[START Page text]
The Select Board is considering recommending Town Meeting adopt the Municipal Opt-in Specialized Stretch Energy Code at its upcoming meeting later this month.

This is part of a larger town initiative related to the state’s Clean Energy and Climate Plan for 2050, which seeks to achieve net zero greenhouse gas emissions in Massachusetts by 2050. The town’s Climate Action Plan Committee, which will guide compliance efforts related to the state plan, has endorsed the stricter energy codes..

In addition to residents who spoke in favor of switching to the new code, the board heard from a handful of local contractors and a real estate agent who oppose the change.

The new code would supplement the current “stretch code,” a standard the town adopted for its building code in 2019 and is used by the vast majority of Massachusetts cities and towns. 

The state provided a supplement to the stretch code when it created the opt-in code in 2021. The new code has subsequently been adopted by 22 communities, but has been in effect in only four since July of this year.

Opponents of the Select Board’s plan have argued that Needham should adopt a wait-and-see approach to the new code, gathering information on its impacts in the early adopter communities.
[END Page text]
[START Recorded data]
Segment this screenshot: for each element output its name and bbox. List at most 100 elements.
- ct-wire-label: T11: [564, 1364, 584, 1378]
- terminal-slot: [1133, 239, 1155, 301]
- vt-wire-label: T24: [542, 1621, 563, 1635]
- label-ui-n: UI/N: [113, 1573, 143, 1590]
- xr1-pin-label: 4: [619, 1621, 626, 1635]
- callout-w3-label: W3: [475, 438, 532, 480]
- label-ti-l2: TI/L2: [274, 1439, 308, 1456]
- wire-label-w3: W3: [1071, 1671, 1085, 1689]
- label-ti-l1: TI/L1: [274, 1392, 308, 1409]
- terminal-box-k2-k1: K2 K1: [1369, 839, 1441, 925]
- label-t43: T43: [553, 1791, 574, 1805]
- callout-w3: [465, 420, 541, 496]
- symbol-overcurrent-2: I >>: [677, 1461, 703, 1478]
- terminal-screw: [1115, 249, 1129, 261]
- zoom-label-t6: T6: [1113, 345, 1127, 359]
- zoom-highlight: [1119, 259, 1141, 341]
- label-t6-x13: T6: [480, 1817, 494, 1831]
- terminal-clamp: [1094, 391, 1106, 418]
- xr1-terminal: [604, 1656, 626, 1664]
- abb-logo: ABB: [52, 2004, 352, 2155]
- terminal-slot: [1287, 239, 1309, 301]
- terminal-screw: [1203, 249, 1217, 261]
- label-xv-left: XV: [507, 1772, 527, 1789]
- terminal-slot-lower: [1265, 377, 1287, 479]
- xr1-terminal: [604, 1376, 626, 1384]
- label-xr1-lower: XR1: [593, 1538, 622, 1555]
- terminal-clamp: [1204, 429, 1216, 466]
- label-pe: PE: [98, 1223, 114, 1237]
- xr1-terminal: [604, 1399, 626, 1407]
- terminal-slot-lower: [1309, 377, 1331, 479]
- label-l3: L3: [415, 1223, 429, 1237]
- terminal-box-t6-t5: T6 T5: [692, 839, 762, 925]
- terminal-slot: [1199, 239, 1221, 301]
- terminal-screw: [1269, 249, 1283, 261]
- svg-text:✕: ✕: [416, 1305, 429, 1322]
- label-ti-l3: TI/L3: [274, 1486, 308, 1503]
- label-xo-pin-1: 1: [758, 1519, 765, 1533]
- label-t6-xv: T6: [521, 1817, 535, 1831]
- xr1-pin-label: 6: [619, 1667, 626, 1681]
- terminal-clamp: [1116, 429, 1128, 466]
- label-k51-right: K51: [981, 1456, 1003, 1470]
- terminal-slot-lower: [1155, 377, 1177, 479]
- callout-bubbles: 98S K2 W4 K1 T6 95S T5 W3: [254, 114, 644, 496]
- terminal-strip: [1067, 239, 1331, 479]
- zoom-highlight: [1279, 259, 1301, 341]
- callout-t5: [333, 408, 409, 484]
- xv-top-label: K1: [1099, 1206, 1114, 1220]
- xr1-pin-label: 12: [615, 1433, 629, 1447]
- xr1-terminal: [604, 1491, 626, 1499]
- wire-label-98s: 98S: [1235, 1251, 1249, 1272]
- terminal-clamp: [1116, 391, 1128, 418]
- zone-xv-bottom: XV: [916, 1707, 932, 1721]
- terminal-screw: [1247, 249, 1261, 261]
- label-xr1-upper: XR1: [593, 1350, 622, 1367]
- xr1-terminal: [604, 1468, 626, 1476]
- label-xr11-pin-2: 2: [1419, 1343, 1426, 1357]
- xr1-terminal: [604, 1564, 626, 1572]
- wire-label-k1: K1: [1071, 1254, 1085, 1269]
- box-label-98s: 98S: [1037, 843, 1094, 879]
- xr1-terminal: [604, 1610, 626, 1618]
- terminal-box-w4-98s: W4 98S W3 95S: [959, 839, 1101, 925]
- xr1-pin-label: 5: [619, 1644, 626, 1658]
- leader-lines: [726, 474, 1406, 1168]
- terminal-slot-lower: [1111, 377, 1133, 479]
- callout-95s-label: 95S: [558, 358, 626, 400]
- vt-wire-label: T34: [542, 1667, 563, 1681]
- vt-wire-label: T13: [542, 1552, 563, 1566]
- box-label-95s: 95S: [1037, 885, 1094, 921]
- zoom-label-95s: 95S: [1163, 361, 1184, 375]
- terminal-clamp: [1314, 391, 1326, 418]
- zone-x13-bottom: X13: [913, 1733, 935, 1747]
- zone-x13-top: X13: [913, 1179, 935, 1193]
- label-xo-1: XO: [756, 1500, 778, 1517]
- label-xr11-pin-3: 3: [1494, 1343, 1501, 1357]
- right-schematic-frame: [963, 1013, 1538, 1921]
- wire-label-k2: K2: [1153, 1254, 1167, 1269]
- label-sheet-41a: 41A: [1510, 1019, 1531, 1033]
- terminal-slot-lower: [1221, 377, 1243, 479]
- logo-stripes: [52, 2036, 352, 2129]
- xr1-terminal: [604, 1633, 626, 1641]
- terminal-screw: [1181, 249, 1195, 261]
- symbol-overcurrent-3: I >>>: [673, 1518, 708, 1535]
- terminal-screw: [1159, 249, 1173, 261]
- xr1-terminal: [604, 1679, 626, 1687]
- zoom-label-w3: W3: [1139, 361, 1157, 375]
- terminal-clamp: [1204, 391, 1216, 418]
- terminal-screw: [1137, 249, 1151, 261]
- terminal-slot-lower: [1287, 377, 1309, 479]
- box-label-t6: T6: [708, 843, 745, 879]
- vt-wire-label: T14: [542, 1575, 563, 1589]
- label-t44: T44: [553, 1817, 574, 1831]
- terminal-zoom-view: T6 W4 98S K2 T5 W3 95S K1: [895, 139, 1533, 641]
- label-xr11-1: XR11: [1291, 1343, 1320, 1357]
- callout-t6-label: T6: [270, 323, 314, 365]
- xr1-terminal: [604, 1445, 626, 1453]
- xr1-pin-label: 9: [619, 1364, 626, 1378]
[END Recorded data]
> Work required: Continue the article on Needham's proposed opt-in stretch energy code from its last sentence.

> Response to the task:
Garrett Federow of Federow Development cautioned the town about being a guinea pig by adopting the code prematurely. He and others also expressed concerns that Eversource may not be able to provide the infrastructure required for the increased electrification.

Supporters argue that the new code represents an incremental change that applies only to new construction, and it would be an unnecessary and unwise choice to delay actions that confront the climate crisis.

At the conclusion of the hearing, Select Board chair Marianne Cooley noted that in fall 2021, Town Meeting voted overwhelmingly to approve a resolution declaring a “climate and ecological emergency.” That resolution called on the town to “pursue an equitable and just transition to a zero-greenhouse gas future.”

The Select Board plans to vote on whether to go forward with the warrant item at its next meeting on Oct. 24. The Finance Committee voted last week to oppose the item should it make its way onto the Town Meeting warrant.